### Exercise prompt
Of the lines below, how many hold the string "Fine"? Give only the number.

### Given information

▽

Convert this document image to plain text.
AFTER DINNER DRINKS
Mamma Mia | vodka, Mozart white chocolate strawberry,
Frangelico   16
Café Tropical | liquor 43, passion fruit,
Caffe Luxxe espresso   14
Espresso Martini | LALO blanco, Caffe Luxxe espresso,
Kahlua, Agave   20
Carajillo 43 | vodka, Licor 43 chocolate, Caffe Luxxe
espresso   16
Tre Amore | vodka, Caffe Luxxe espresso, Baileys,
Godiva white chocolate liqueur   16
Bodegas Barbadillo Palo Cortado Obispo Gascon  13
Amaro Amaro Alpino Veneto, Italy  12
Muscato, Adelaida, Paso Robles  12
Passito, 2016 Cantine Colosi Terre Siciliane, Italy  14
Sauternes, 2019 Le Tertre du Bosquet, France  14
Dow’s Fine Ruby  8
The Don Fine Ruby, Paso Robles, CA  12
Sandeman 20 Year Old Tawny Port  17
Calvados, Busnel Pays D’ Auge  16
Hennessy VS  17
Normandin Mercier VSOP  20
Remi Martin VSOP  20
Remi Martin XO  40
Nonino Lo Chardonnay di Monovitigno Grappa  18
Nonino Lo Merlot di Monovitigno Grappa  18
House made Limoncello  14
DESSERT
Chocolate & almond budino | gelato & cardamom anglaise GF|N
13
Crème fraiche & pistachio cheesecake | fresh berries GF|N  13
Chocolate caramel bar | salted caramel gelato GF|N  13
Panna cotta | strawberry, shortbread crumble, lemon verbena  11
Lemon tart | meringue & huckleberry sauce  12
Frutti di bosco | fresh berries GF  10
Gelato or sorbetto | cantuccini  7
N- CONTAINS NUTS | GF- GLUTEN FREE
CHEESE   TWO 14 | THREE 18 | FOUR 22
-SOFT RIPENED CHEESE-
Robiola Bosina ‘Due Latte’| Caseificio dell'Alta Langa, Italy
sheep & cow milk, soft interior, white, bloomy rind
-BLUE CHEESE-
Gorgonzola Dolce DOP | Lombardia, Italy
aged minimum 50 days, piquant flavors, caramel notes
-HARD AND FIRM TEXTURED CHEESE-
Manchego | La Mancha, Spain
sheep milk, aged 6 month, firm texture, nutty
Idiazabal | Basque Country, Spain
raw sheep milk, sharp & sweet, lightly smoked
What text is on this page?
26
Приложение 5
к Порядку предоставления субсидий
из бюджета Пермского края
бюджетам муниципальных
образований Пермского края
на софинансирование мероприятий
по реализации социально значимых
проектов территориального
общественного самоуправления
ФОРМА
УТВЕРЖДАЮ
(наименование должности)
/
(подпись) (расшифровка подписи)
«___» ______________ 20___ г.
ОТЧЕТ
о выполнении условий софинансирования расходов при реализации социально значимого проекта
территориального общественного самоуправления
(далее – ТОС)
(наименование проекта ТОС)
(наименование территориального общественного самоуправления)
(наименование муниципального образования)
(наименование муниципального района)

△

### Result
2